◆ Data section:
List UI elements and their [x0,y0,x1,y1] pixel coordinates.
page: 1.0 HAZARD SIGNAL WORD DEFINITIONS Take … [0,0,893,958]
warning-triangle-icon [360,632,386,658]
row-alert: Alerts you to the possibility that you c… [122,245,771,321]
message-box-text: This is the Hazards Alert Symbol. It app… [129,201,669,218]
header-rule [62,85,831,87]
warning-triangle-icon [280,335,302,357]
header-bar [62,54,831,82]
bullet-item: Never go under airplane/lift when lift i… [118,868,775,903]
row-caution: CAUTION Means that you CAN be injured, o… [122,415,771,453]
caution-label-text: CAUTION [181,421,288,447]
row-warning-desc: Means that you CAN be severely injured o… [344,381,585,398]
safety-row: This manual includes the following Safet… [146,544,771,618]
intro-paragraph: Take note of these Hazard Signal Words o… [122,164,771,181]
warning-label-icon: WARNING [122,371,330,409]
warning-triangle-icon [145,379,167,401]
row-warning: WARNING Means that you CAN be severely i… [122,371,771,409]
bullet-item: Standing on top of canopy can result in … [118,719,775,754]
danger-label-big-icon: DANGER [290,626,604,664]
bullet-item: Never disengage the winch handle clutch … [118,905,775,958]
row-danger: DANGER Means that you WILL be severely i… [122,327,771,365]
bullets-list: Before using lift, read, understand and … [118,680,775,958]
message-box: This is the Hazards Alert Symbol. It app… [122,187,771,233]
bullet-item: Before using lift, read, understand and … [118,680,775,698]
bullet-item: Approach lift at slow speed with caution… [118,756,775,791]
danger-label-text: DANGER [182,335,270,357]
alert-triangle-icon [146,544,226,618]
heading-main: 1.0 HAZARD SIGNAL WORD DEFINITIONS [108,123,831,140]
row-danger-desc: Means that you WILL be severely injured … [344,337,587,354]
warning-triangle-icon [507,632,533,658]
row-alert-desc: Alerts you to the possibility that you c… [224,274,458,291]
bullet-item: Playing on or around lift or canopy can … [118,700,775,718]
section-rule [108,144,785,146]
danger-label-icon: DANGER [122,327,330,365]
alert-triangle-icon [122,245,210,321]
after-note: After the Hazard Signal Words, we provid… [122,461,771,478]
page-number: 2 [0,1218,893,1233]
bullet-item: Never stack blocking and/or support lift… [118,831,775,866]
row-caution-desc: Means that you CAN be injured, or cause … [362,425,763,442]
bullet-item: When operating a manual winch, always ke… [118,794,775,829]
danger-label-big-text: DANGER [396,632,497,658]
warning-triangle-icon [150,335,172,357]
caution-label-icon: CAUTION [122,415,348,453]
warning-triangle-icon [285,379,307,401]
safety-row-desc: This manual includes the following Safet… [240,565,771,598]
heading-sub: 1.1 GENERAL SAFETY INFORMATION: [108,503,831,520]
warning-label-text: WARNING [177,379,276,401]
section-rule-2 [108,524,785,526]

---

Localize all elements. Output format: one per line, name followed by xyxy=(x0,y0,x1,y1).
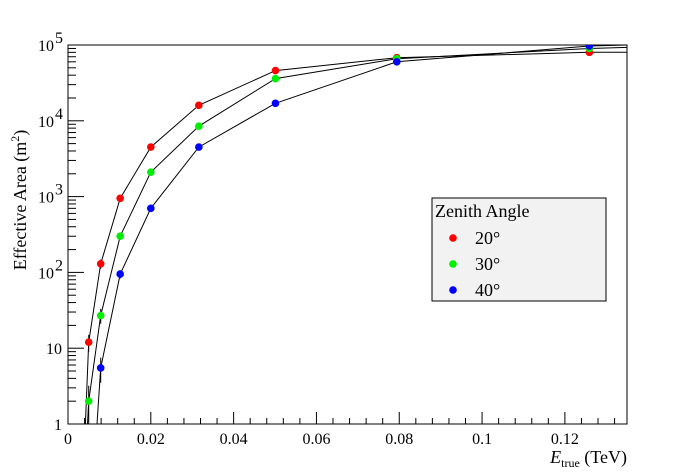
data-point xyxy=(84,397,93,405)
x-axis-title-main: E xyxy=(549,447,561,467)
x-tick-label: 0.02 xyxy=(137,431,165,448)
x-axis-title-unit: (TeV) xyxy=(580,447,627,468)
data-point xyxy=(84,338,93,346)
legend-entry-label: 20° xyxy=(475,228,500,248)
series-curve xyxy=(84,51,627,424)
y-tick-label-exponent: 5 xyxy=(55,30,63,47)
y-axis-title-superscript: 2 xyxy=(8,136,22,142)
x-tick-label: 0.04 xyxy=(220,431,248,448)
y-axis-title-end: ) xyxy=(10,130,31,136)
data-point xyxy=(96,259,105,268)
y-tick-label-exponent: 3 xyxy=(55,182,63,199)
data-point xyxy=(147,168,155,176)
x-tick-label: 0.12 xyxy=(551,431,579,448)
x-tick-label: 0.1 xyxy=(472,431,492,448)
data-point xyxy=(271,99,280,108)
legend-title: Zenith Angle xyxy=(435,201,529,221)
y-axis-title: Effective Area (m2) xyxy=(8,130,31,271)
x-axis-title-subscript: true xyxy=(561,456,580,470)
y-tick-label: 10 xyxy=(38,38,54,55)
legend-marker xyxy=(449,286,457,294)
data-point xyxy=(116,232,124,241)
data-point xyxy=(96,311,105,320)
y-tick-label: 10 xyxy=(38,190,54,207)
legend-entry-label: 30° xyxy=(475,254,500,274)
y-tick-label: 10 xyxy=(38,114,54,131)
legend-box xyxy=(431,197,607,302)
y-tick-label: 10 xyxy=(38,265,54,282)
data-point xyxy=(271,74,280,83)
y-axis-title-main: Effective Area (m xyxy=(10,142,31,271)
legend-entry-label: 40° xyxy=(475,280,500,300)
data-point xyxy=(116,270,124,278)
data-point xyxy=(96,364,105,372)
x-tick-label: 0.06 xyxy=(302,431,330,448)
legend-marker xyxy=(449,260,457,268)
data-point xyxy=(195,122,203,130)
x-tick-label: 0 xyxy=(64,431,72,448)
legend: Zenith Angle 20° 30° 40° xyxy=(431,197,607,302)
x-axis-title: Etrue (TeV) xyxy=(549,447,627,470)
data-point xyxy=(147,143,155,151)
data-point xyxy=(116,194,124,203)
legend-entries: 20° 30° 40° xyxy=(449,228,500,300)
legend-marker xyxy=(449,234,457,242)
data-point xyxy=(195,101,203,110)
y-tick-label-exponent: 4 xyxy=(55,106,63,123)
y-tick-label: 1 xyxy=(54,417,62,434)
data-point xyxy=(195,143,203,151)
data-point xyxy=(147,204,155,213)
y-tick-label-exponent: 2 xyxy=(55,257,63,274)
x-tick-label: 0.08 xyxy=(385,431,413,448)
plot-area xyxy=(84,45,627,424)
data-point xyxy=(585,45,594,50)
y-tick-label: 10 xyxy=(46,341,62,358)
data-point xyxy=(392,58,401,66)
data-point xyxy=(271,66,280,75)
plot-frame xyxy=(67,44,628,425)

◆ Task requirements: Swap "data-point" for "data-marker" in everything from the row containing "data-point xyxy=(84,397,93,405)" down to the row containing "y-tick-label-exponent: 5 xyxy=(55,30,63,47)", and give back only those rows with nothing else altered.

◆ Solution to this problem:
data-marker xyxy=(84,397,93,405)
x-axis-title-main: E xyxy=(549,447,561,467)
x-tick-label: 0.02 xyxy=(137,431,165,448)
x-axis-title-unit: (TeV) xyxy=(580,447,627,468)
data-marker xyxy=(84,338,93,346)
legend-entry-label: 20° xyxy=(475,228,500,248)
series-curve xyxy=(84,51,627,424)
y-tick-label-exponent: 5 xyxy=(55,30,63,47)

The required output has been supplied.